Objective — Filter this material down to the lines that hold "据此完成", copying each one.

Provided entries —
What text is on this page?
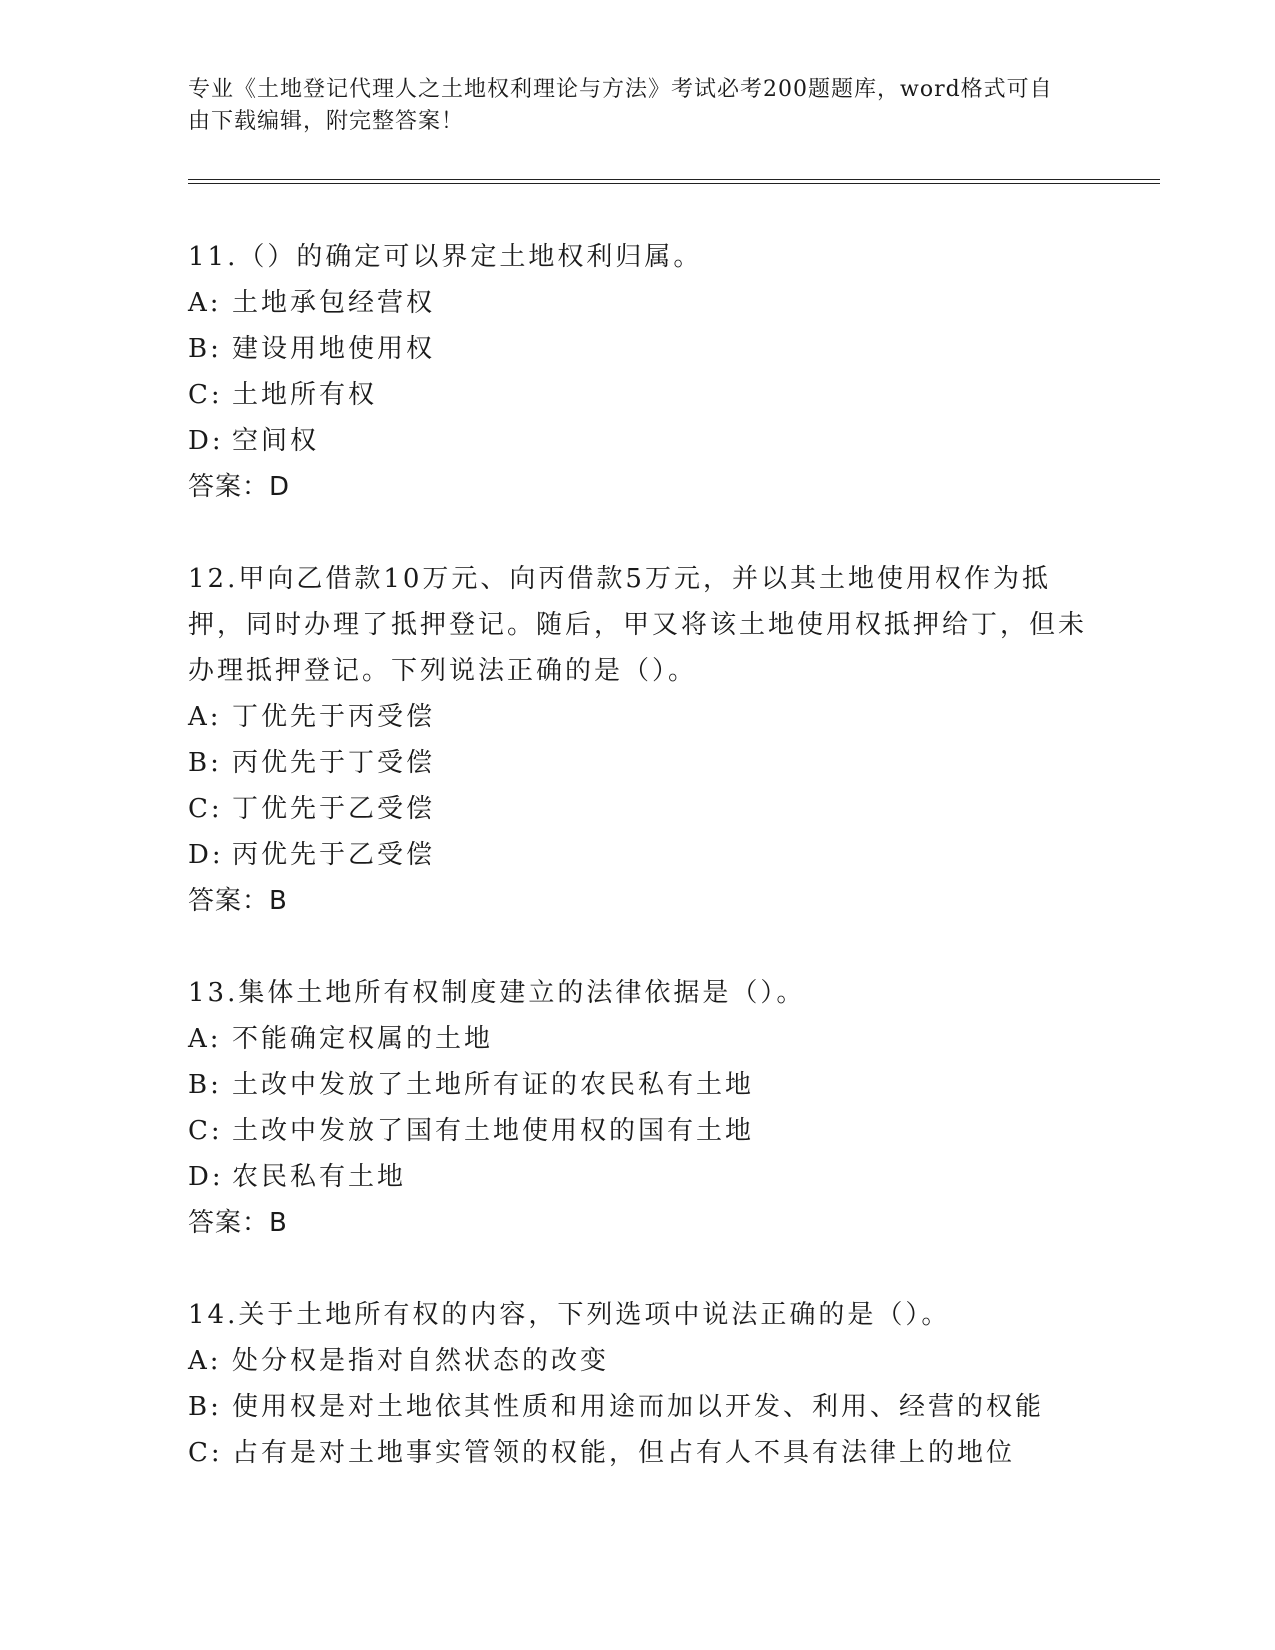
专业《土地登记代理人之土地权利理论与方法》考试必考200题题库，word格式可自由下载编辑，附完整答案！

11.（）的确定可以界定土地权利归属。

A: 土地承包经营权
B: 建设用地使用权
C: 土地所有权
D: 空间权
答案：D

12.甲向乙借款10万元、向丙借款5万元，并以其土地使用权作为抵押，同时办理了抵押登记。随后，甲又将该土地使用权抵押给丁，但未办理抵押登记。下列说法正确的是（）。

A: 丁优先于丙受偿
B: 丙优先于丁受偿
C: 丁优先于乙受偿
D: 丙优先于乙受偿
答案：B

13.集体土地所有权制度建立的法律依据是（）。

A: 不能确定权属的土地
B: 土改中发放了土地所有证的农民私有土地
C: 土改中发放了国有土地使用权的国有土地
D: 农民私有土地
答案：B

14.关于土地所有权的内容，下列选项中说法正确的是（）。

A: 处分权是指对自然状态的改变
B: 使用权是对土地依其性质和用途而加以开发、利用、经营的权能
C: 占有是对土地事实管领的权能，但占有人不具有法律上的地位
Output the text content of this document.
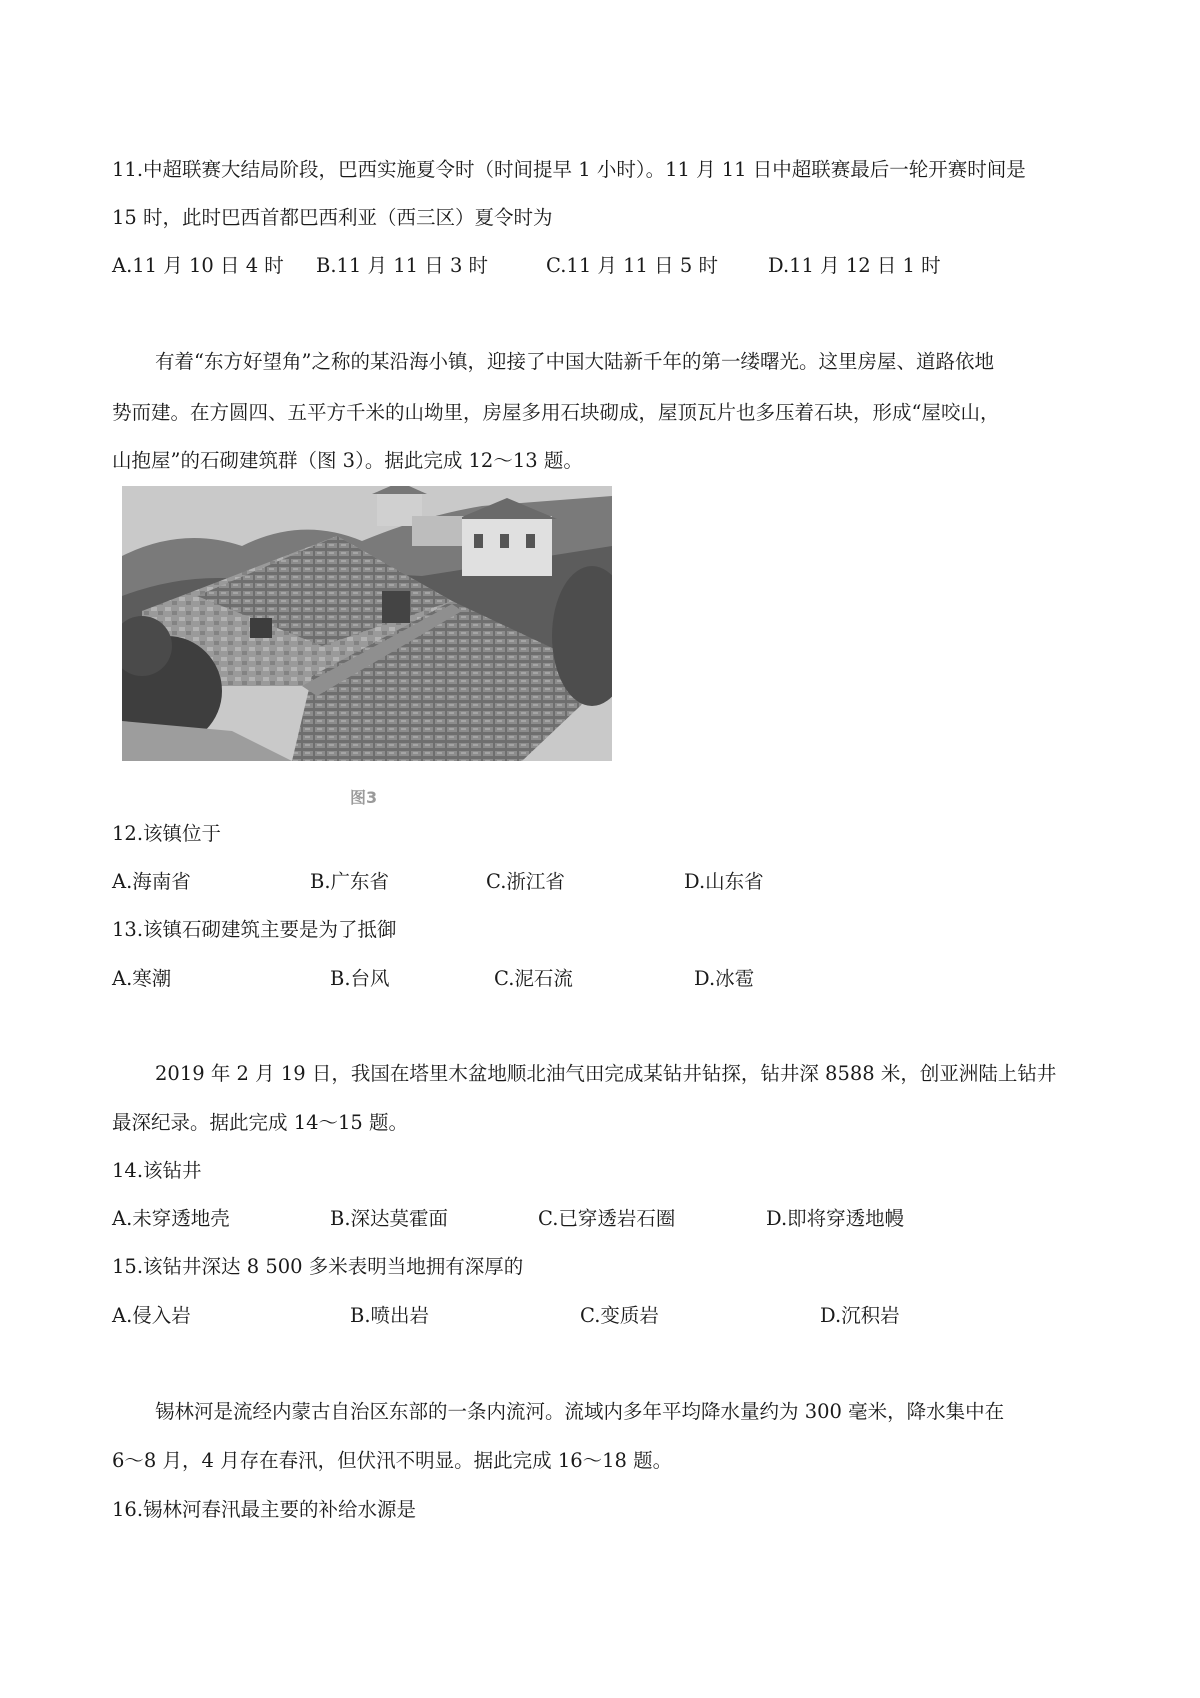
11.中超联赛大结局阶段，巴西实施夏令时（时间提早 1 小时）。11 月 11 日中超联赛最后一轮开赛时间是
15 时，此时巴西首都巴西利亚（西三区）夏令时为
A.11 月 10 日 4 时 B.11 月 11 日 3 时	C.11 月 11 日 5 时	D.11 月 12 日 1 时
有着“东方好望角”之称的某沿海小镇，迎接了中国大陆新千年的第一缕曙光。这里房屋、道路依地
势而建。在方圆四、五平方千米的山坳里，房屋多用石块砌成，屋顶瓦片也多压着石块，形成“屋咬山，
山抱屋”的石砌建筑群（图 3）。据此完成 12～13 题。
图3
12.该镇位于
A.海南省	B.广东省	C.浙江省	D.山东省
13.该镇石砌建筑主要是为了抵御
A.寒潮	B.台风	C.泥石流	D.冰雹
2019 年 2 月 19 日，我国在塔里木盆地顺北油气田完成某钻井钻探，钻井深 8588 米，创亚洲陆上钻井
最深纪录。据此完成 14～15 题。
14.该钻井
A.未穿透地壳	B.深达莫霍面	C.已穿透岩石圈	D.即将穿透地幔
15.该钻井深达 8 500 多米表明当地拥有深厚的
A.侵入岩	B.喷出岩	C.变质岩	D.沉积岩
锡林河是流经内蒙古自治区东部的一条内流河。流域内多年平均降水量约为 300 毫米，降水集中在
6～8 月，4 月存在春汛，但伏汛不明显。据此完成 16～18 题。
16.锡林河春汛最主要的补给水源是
---
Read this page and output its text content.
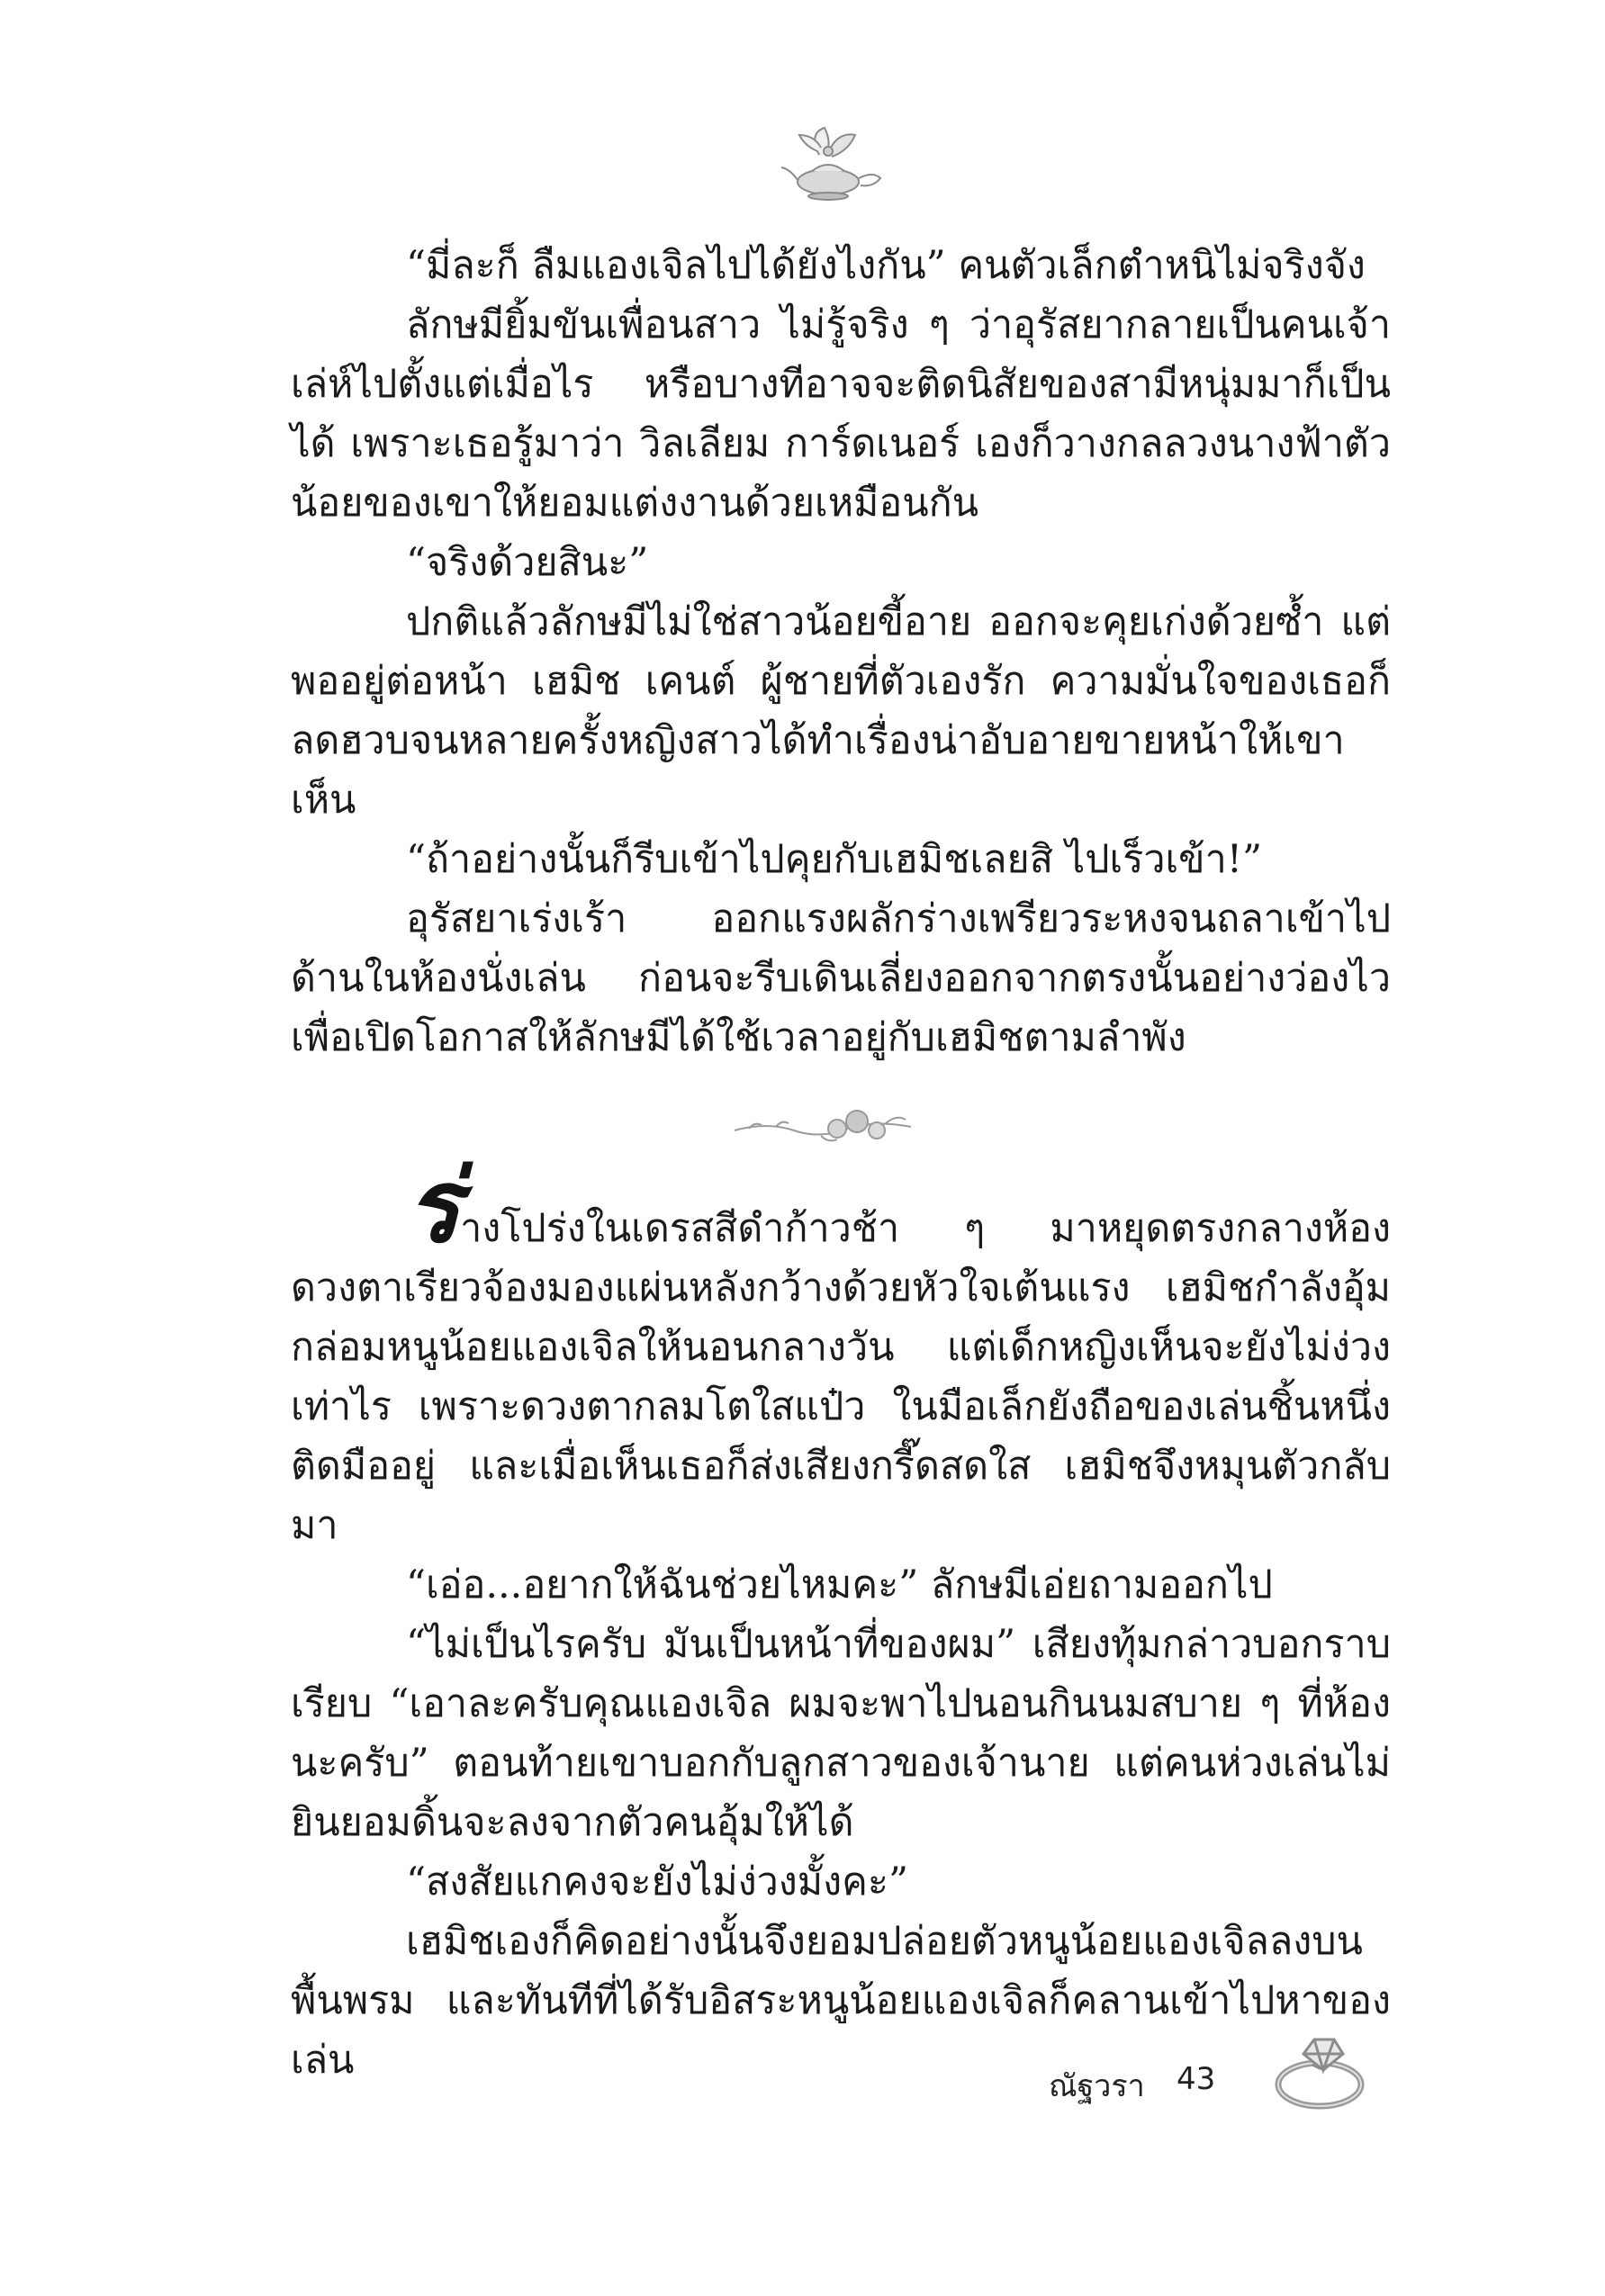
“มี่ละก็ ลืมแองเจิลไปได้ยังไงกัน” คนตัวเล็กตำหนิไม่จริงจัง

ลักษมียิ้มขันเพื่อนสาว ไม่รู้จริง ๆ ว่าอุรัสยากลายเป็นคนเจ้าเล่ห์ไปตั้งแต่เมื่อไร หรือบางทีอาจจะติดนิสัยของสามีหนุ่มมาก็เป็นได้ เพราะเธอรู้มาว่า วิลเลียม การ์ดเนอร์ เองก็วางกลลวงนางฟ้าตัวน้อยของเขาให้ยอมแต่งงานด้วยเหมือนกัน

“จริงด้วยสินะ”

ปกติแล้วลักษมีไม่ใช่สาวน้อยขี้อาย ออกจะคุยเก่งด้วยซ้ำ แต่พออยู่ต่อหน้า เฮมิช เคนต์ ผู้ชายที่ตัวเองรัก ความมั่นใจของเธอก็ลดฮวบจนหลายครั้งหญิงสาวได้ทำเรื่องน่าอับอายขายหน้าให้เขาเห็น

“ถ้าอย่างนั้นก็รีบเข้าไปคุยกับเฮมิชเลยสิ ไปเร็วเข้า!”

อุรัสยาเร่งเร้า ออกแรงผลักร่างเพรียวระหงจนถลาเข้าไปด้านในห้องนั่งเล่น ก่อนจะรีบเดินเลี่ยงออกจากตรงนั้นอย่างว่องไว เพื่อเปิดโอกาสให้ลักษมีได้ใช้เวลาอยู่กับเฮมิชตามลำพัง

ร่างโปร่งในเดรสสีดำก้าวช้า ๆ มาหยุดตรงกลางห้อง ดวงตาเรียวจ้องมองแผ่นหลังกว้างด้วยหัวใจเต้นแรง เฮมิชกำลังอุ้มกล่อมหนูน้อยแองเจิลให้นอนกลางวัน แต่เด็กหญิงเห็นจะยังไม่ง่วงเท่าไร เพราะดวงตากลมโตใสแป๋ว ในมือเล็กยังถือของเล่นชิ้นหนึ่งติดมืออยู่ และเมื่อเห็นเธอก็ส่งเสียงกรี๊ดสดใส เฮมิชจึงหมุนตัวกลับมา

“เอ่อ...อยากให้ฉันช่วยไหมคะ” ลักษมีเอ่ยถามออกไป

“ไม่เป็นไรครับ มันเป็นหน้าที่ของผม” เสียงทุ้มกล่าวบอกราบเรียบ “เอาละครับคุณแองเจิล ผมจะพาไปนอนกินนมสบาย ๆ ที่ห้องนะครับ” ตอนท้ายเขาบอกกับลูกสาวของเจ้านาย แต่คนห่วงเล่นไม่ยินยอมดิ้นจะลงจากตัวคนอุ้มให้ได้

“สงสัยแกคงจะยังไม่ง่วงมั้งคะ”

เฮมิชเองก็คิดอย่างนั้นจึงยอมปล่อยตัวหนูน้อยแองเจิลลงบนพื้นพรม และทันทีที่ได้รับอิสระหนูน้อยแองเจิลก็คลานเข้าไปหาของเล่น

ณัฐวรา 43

Exercise solution —
山抱屋”的石砌建筑群（图 3）。据此完成 12～13 题。
最深纪录。据此完成 14～15 题。
6～8 月，4 月存在春汛，但伏汛不明显。据此完成 16～18 题。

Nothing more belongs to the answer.